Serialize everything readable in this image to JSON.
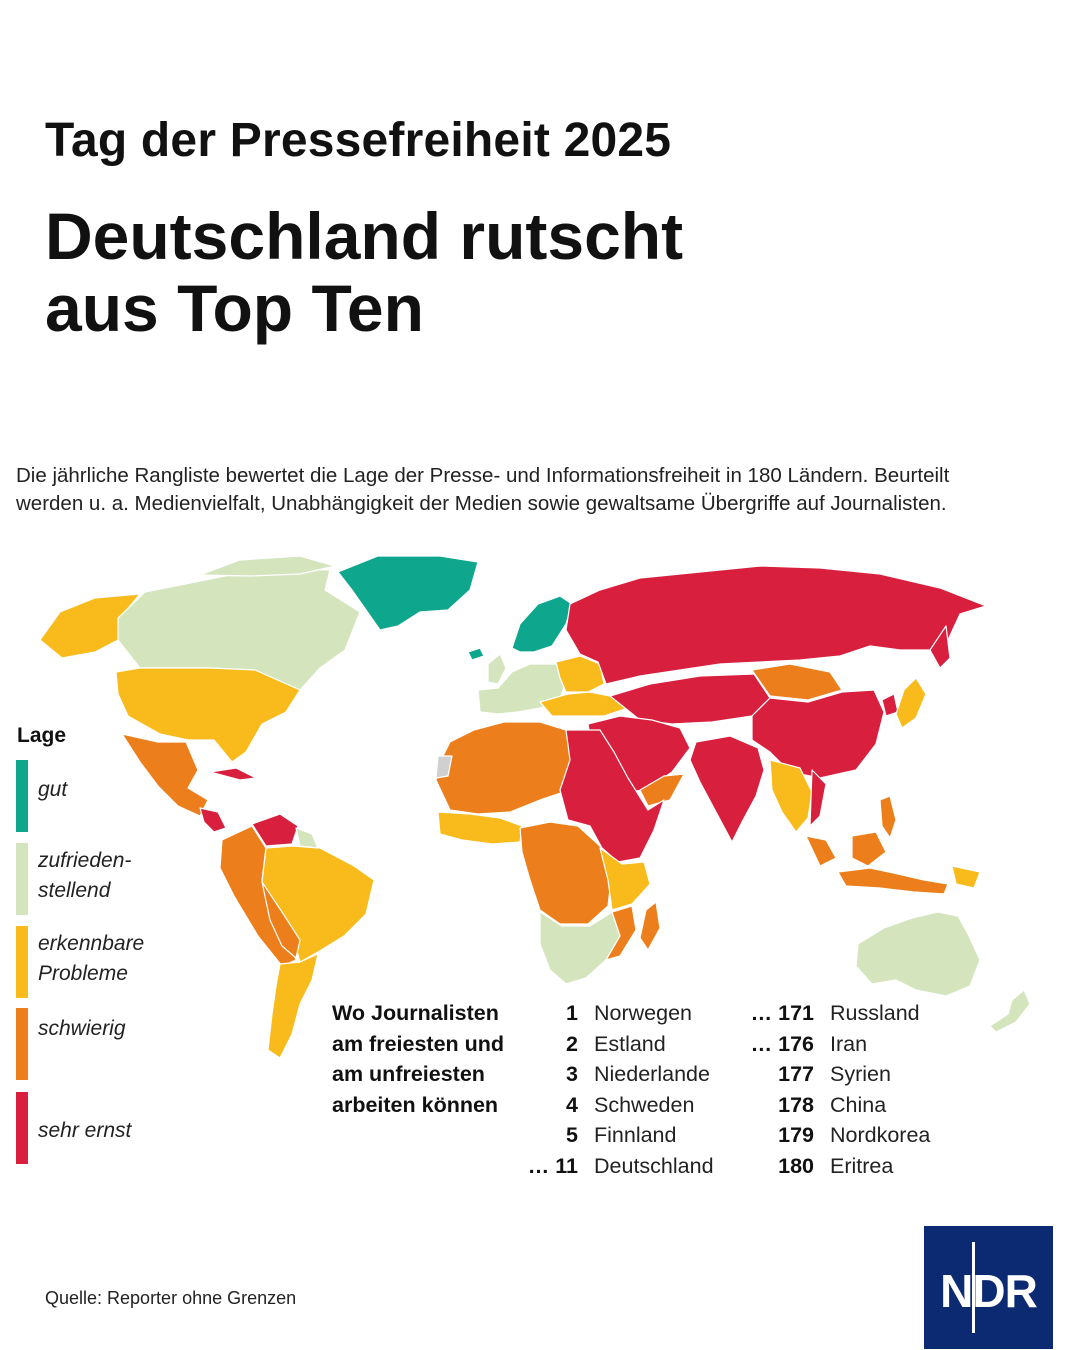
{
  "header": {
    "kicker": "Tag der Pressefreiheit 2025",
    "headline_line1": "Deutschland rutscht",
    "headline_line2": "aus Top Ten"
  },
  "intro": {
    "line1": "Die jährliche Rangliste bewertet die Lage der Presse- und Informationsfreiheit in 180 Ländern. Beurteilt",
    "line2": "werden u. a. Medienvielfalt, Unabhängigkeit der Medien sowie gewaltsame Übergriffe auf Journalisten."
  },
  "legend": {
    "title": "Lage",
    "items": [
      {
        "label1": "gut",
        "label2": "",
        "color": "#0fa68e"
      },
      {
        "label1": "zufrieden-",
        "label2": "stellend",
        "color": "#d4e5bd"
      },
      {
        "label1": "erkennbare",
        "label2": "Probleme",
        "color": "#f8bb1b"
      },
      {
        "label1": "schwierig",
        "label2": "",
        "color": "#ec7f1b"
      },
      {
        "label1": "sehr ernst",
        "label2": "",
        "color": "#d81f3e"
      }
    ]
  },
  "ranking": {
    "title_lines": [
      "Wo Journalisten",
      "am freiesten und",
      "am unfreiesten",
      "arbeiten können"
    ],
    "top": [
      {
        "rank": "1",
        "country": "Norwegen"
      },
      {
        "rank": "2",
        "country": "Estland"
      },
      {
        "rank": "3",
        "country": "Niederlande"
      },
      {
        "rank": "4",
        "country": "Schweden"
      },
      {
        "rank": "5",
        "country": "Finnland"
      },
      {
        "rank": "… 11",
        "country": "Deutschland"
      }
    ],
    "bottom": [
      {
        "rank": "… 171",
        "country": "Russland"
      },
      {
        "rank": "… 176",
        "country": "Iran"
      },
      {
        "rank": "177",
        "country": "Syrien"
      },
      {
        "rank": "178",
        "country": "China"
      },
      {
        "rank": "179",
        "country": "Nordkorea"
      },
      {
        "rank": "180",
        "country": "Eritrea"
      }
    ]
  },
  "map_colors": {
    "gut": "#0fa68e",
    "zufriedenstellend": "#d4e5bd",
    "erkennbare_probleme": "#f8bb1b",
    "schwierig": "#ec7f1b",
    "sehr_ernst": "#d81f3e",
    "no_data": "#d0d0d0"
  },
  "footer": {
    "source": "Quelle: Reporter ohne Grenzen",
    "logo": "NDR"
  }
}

************

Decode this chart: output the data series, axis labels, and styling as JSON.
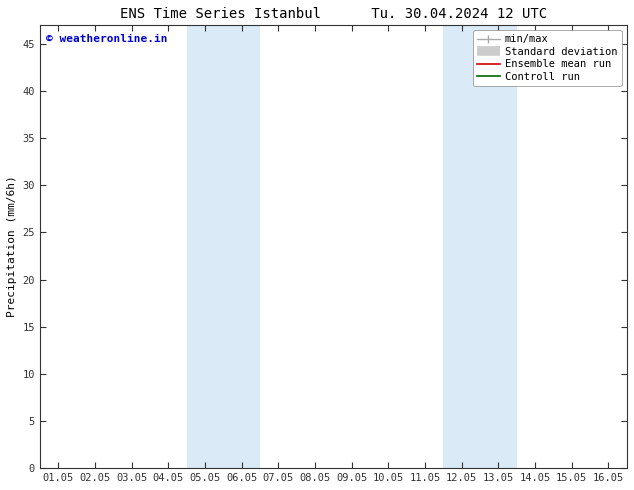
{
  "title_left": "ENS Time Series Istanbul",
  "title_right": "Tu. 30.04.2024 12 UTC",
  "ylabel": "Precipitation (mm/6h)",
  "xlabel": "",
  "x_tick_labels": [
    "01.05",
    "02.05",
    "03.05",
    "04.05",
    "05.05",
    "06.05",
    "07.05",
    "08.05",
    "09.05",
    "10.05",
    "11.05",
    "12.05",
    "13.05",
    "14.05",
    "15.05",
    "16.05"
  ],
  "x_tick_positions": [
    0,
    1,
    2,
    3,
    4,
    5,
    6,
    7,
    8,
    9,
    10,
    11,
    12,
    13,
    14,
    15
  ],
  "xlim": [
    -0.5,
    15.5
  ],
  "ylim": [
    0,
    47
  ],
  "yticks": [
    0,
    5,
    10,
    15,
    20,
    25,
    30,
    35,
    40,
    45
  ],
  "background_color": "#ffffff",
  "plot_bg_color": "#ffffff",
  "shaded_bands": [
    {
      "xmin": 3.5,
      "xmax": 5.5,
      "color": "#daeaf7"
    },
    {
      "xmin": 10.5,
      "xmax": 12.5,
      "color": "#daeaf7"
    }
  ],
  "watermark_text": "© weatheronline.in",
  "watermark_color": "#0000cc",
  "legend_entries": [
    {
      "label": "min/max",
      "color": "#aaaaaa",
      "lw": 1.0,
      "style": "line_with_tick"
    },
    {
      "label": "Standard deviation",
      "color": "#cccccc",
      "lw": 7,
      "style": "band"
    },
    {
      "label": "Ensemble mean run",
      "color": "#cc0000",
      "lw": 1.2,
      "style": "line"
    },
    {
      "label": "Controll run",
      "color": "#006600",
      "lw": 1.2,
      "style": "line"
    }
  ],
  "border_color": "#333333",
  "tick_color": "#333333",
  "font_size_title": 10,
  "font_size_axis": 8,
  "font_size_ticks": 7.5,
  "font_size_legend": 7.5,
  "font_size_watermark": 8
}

************

Give the number of lines in the records above that contain the word "country". Reply with that number alone.

12